#### WRITTEN EXERCISE:
Reproduce the material in full, unchanged.

Excerpts from a figure dataset
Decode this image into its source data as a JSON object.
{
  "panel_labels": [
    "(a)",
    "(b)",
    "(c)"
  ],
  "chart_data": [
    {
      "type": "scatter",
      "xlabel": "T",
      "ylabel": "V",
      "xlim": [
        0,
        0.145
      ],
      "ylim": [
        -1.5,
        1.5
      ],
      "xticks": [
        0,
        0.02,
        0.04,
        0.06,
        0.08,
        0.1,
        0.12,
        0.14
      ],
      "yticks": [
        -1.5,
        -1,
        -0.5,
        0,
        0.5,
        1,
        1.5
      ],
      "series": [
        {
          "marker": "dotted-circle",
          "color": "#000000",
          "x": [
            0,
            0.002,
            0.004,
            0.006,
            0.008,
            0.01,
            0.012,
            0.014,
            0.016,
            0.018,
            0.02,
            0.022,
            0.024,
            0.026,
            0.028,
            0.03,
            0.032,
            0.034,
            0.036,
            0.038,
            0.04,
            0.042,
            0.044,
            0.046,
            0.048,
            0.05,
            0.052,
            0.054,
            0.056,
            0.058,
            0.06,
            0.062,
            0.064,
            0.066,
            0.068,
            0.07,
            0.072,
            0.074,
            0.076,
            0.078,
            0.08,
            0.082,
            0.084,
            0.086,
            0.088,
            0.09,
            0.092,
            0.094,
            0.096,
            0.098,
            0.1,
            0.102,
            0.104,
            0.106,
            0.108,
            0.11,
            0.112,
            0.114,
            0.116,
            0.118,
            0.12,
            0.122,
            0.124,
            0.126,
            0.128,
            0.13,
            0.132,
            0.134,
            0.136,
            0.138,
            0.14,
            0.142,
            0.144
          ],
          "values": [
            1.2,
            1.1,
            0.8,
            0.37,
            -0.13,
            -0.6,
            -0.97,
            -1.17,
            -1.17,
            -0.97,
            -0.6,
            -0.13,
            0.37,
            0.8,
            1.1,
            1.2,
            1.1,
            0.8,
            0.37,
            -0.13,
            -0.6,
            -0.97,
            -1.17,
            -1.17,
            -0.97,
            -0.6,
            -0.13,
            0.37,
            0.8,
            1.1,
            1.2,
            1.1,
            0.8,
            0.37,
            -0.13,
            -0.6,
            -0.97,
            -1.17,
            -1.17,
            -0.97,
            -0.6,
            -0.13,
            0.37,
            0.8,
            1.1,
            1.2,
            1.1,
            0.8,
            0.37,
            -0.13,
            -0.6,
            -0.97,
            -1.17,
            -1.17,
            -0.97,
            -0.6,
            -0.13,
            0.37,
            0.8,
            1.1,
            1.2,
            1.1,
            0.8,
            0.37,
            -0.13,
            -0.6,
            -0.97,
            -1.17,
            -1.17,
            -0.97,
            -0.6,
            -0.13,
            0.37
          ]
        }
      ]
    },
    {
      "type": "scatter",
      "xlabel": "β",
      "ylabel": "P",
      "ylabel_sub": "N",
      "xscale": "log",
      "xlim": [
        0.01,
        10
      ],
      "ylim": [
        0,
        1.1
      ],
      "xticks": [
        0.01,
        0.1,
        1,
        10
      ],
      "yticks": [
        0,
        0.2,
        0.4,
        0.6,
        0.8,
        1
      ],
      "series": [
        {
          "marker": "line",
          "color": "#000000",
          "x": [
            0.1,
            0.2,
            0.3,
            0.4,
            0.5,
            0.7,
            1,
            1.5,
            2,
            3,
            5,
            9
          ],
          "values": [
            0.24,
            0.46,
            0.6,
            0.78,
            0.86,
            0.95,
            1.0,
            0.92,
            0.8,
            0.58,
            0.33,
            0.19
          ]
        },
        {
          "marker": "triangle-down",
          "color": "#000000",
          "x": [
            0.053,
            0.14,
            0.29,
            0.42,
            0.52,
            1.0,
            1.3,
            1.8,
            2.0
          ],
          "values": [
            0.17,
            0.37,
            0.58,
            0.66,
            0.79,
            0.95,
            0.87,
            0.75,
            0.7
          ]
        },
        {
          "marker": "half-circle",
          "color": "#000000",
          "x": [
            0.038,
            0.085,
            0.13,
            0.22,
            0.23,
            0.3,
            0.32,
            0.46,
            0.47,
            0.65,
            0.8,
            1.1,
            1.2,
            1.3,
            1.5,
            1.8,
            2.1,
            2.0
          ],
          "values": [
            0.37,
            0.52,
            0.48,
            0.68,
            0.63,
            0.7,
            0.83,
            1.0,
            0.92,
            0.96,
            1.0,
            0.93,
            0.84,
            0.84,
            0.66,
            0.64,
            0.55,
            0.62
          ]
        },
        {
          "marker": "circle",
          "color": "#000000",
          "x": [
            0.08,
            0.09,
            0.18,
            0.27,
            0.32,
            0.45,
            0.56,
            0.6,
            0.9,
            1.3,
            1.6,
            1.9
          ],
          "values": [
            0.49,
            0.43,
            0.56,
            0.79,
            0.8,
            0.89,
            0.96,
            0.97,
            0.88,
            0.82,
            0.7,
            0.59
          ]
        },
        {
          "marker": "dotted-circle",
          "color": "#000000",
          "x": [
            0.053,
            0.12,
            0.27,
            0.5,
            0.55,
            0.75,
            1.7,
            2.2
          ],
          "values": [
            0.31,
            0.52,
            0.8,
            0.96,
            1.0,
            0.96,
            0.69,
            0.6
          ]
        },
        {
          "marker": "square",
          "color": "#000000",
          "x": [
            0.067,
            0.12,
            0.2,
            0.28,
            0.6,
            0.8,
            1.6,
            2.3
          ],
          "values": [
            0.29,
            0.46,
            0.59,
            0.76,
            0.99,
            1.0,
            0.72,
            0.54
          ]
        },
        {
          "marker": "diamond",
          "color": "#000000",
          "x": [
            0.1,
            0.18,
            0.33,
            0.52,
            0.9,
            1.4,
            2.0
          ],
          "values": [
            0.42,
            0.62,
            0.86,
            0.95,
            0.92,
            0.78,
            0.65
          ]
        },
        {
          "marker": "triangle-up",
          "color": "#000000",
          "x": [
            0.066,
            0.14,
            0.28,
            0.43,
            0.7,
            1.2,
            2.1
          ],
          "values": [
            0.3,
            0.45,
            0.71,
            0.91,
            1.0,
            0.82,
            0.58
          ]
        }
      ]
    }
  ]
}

#### ANSWER:
Decode this image into its source data as a JSON object.
{
  "panel_labels": [
    "(a)",
    "(b)",
    "(c)"
  ],
  "chart_data": [
    {
      "type": "scatter",
      "xlabel": "T",
      "ylabel": "V",
      "xlim": [
        0,
        0.145
      ],
      "ylim": [
        -1.5,
        1.5
      ],
      "xticks": [
        0,
        0.02,
        0.04,
        0.06,
        0.08,
        0.1,
        0.12,
        0.14
      ],
      "yticks": [
        -1.5,
        -1,
        -0.5,
        0,
        0.5,
        1,
        1.5
      ],
      "series": [
        {
          "marker": "dotted-circle",
          "color": "#000000",
          "x": [
            0,
            0.002,
            0.004,
            0.006,
            0.008,
            0.01,
            0.012,
            0.014,
            0.016,
            0.018,
            0.02,
            0.022,
            0.024,
            0.026,
            0.028,
            0.03,
            0.032,
            0.034,
            0.036,
            0.038,
            0.04,
            0.042,
            0.044,
            0.046,
            0.048,
            0.05,
            0.052,
            0.054,
            0.056,
            0.058,
            0.06,
            0.062,
            0.064,
            0.066,
            0.068,
            0.07,
            0.072,
            0.074,
            0.076,
            0.078,
            0.08,
            0.082,
            0.084,
            0.086,
            0.088,
            0.09,
            0.092,
            0.094,
            0.096,
            0.098,
            0.1,
            0.102,
            0.104,
            0.106,
            0.108,
            0.11,
            0.112,
            0.114,
            0.116,
            0.118,
            0.12,
            0.122,
            0.124,
            0.126,
            0.128,
            0.13,
            0.132,
            0.134,
            0.136,
            0.138,
            0.14,
            0.142,
            0.144
          ],
          "values": [
            1.2,
            1.1,
            0.8,
            0.37,
            -0.13,
            -0.6,
            -0.97,
            -1.17,
            -1.17,
            -0.97,
            -0.6,
            -0.13,
            0.37,
            0.8,
            1.1,
            1.2,
            1.1,
            0.8,
            0.37,
            -0.13,
            -0.6,
            -0.97,
            -1.17,
            -1.17,
            -0.97,
            -0.6,
            -0.13,
            0.37,
            0.8,
            1.1,
            1.2,
            1.1,
            0.8,
            0.37,
            -0.13,
            -0.6,
            -0.97,
            -1.17,
            -1.17,
            -0.97,
            -0.6,
            -0.13,
            0.37,
            0.8,
            1.1,
            1.2,
            1.1,
            0.8,
            0.37,
            -0.13,
            -0.6,
            -0.97,
            -1.17,
            -1.17,
            -0.97,
            -0.6,
            -0.13,
            0.37,
            0.8,
            1.1,
            1.2,
            1.1,
            0.8,
            0.37,
            -0.13,
            -0.6,
            -0.97,
            -1.17,
            -1.17,
            -0.97,
            -0.6,
            -0.13,
            0.37
          ]
        }
      ]
    },
    {
      "type": "scatter",
      "xlabel": "β",
      "ylabel": "P",
      "ylabel_sub": "N",
      "xscale": "log",
      "xlim": [
        0.01,
        10
      ],
      "ylim": [
        0,
        1.1
      ],
      "xticks": [
        0.01,
        0.1,
        1,
        10
      ],
      "yticks": [
        0,
        0.2,
        0.4,
        0.6,
        0.8,
        1
      ],
      "series": [
        {
          "marker": "line",
          "color": "#000000",
          "x": [
            0.1,
            0.2,
            0.3,
            0.4,
            0.5,
            0.7,
            1,
            1.5,
            2,
            3,
            5,
            9
          ],
          "values": [
            0.24,
            0.46,
            0.6,
            0.78,
            0.86,
            0.95,
            1.0,
            0.92,
            0.8,
            0.58,
            0.33,
            0.19
          ]
        },
        {
          "marker": "triangle-down",
          "color": "#000000",
          "x": [
            0.053,
            0.14,
            0.29,
            0.42,
            0.52,
            1.0,
            1.3,
            1.8,
            2.0
          ],
          "values": [
            0.17,
            0.37,
            0.58,
            0.66,
            0.79,
            0.95,
            0.87,
            0.75,
            0.7
          ]
        },
        {
          "marker": "half-circle",
          "color": "#000000",
          "x": [
            0.038,
            0.085,
            0.13,
            0.22,
            0.23,
            0.3,
            0.32,
            0.46,
            0.47,
            0.65,
            0.8,
            1.1,
            1.2,
            1.3,
            1.5,
            1.8,
            2.1,
            2.0
          ],
          "values": [
            0.37,
            0.52,
            0.48,
            0.68,
            0.63,
            0.7,
            0.83,
            1.0,
            0.92,
            0.96,
            1.0,
            0.93,
            0.84,
            0.84,
            0.66,
            0.64,
            0.55,
            0.62
          ]
        },
        {
          "marker": "circle",
          "color": "#000000",
          "x": [
            0.08,
            0.09,
            0.18,
            0.27,
            0.32,
            0.45,
            0.56,
            0.6,
            0.9,
            1.3,
            1.6,
            1.9
          ],
          "values": [
            0.49,
            0.43,
            0.56,
            0.79,
            0.8,
            0.89,
            0.96,
            0.97,
            0.88,
            0.82,
            0.7,
            0.59
          ]
        },
        {
          "marker": "dotted-circle",
          "color": "#000000",
          "x": [
            0.053,
            0.12,
            0.27,
            0.5,
            0.55,
            0.75,
            1.7,
            2.2
          ],
          "values": [
            0.31,
            0.52,
            0.8,
            0.96,
            1.0,
            0.96,
            0.69,
            0.6
          ]
        },
        {
          "marker": "square",
          "color": "#000000",
          "x": [
            0.067,
            0.12,
            0.2,
            0.28,
            0.6,
            0.8,
            1.6,
            2.3
          ],
          "values": [
            0.29,
            0.46,
            0.59,
            0.76,
            0.99,
            1.0,
            0.72,
            0.54
          ]
        },
        {
          "marker": "diamond",
          "color": "#000000",
          "x": [
            0.1,
            0.18,
            0.33,
            0.52,
            0.9,
            1.4,
            2.0
          ],
          "values": [
            0.42,
            0.62,
            0.86,
            0.95,
            0.92,
            0.78,
            0.65
          ]
        },
        {
          "marker": "triangle-up",
          "color": "#000000",
          "x": [
            0.066,
            0.14,
            0.28,
            0.43,
            0.7,
            1.2,
            2.1
          ],
          "values": [
            0.3,
            0.45,
            0.71,
            0.91,
            1.0,
            0.82,
            0.58
          ]
        }
      ]
    }
  ]
}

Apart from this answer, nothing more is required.